Lines of data
┄┄┄┄┄┄┄┄┄┄

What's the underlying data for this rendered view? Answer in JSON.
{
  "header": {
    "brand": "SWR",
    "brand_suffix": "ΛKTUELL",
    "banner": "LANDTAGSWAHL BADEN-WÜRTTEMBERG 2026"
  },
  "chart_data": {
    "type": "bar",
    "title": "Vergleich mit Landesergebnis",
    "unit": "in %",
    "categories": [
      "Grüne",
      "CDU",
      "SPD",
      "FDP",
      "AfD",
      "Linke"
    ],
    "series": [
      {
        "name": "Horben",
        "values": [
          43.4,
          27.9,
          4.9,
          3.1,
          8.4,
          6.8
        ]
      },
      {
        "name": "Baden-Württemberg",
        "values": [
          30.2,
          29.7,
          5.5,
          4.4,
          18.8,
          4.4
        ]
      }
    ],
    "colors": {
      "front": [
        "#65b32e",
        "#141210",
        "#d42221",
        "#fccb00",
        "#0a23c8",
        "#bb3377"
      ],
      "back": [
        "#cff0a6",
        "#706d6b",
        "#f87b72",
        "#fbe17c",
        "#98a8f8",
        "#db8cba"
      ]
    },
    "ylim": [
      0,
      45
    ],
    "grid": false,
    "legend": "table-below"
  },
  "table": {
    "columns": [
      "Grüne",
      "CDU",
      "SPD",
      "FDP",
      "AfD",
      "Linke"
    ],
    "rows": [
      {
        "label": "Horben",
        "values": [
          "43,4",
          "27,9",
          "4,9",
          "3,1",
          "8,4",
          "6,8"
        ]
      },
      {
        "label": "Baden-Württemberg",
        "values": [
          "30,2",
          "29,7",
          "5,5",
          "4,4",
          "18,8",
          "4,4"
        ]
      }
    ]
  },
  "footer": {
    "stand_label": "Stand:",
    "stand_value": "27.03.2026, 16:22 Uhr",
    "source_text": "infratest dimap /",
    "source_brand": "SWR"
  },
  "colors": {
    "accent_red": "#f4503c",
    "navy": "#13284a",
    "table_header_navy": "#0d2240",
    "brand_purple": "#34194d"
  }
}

┄┄┄┄┄┄┄┄┄┄

Above are some records; repeat all of them exactly.

What's the underlying data for this rendered view? Answer in JSON.
{
  "header": {
    "brand": "SWR",
    "brand_suffix": "ΛKTUELL",
    "banner": "LANDTAGSWAHL BADEN-WÜRTTEMBERG 2026"
  },
  "chart_data": {
    "type": "bar",
    "title": "Vergleich mit Landesergebnis",
    "unit": "in %",
    "categories": [
      "Grüne",
      "CDU",
      "SPD",
      "FDP",
      "AfD",
      "Linke"
    ],
    "series": [
      {
        "name": "Horben",
        "values": [
          43.4,
          27.9,
          4.9,
          3.1,
          8.4,
          6.8
        ]
      },
      {
        "name": "Baden-Württemberg",
        "values": [
          30.2,
          29.7,
          5.5,
          4.4,
          18.8,
          4.4
        ]
      }
    ],
    "colors": {
      "front": [
        "#65b32e",
        "#141210",
        "#d42221",
        "#fccb00",
        "#0a23c8",
        "#bb3377"
      ],
      "back": [
        "#cff0a6",
        "#706d6b",
        "#f87b72",
        "#fbe17c",
        "#98a8f8",
        "#db8cba"
      ]
    },
    "ylim": [
      0,
      45
    ],
    "grid": false,
    "legend": "table-below"
  },
  "table": {
    "columns": [
      "Grüne",
      "CDU",
      "SPD",
      "FDP",
      "AfD",
      "Linke"
    ],
    "rows": [
      {
        "label": "Horben",
        "values": [
          "43,4",
          "27,9",
          "4,9",
          "3,1",
          "8,4",
          "6,8"
        ]
      },
      {
        "label": "Baden-Württemberg",
        "values": [
          "30,2",
          "29,7",
          "5,5",
          "4,4",
          "18,8",
          "4,4"
        ]
      }
    ]
  },
  "footer": {
    "stand_label": "Stand:",
    "stand_value": "27.03.2026, 16:22 Uhr",
    "source_text": "infratest dimap /",
    "source_brand": "SWR"
  },
  "colors": {
    "accent_red": "#f4503c",
    "navy": "#13284a",
    "table_header_navy": "#0d2240",
    "brand_purple": "#34194d"
  }
}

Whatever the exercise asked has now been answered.